**OBJECTIVE**. Exactly reproduce each record listed below.

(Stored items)
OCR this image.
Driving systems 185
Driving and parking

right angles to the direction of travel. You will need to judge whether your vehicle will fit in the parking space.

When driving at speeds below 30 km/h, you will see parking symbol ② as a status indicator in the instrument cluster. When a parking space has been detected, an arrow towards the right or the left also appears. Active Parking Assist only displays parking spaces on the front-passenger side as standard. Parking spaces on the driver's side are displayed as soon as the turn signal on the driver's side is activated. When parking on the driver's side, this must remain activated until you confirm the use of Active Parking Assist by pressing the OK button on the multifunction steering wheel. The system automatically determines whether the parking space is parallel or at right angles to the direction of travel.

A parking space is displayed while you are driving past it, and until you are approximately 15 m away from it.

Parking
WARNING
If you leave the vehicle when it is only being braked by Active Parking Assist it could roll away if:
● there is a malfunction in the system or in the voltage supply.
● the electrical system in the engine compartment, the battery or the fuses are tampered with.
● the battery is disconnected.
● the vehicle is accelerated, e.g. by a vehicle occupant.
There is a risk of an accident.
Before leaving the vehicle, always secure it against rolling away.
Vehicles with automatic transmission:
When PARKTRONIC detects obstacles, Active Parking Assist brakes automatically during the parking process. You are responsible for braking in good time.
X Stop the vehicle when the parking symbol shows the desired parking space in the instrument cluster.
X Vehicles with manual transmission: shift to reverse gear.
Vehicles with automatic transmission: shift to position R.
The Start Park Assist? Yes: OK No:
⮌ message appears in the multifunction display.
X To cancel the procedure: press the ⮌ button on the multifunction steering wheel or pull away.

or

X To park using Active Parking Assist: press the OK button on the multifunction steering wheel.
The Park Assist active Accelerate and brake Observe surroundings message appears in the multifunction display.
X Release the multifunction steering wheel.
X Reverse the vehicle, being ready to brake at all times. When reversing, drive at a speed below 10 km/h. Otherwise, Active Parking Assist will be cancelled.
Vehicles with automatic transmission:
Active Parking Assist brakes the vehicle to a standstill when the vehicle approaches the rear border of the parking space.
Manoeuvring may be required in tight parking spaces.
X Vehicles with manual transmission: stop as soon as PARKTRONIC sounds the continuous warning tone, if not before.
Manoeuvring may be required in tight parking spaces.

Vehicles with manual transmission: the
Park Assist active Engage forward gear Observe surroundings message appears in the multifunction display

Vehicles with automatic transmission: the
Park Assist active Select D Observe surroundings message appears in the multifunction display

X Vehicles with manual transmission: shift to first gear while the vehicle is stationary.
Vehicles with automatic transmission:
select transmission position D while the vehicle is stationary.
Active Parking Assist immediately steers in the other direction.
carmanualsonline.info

**EXERCISE SOLUTION**.
OCR this image.
Driving systems 185
Driving and parking

right angles to the direction of travel. You will need to judge whether your vehicle will fit in the parking space.

When driving at speeds below 30 km/h, you will see parking symbol ② as a status indicator in the instrument cluster. When a parking space has been detected, an arrow towards the right or the left also appears. Active Parking Assist only displays parking spaces on the front-passenger side as standard. Parking spaces on the driver's side are displayed as soon as the turn signal on the driver's side is activated. When parking on the driver's side, this must remain activated until you confirm the use of Active Parking Assist by pressing the OK button on the multifunction steering wheel. The system automatically determines whether the parking space is parallel or at right angles to the direction of travel.

A parking space is displayed while you are driving past it, and until you are approximately 15 m away from it.

Parking
WARNING
If you leave the vehicle when it is only being braked by Active Parking Assist it could roll away if:
● there is a malfunction in the system or in the voltage supply.
● the electrical system in the engine compartment, the battery or the fuses are tampered with.
● the battery is disconnected.
● the vehicle is accelerated, e.g. by a vehicle occupant.
There is a risk of an accident.
Before leaving the vehicle, always secure it against rolling away.
Vehicles with automatic transmission:
When PARKTRONIC detects obstacles, Active Parking Assist brakes automatically during the parking process. You are responsible for braking in good time.
X Stop the vehicle when the parking symbol shows the desired parking space in the instrument cluster.
X Vehicles with manual transmission: shift to reverse gear.
Vehicles with automatic transmission: shift to position R.
The Start Park Assist? Yes: OK No:
⮌ message appears in the multifunction display.
X To cancel the procedure: press the ⮌ button on the multifunction steering wheel or pull away.

or

X To park using Active Parking Assist: press the OK button on the multifunction steering wheel.
The Park Assist active Accelerate and brake Observe surroundings message appears in the multifunction display.
X Release the multifunction steering wheel.
X Reverse the vehicle, being ready to brake at all times. When reversing, drive at a speed below 10 km/h. Otherwise, Active Parking Assist will be cancelled.
Vehicles with automatic transmission:
Active Parking Assist brakes the vehicle to a standstill when the vehicle approaches the rear border of the parking space.
Manoeuvring may be required in tight parking spaces.
X Vehicles with manual transmission: stop as soon as PARKTRONIC sounds the continuous warning tone, if not before.
Manoeuvring may be required in tight parking spaces.

Vehicles with manual transmission: the
Park Assist active Engage forward gear Observe surroundings message appears in the multifunction display

Vehicles with automatic transmission: the
Park Assist active Select D Observe surroundings message appears in the multifunction display

X Vehicles with manual transmission: shift to first gear while the vehicle is stationary.
Vehicles with automatic transmission:
select transmission position D while the vehicle is stationary.
Active Parking Assist immediately steers in the other direction.
carmanualsonline.info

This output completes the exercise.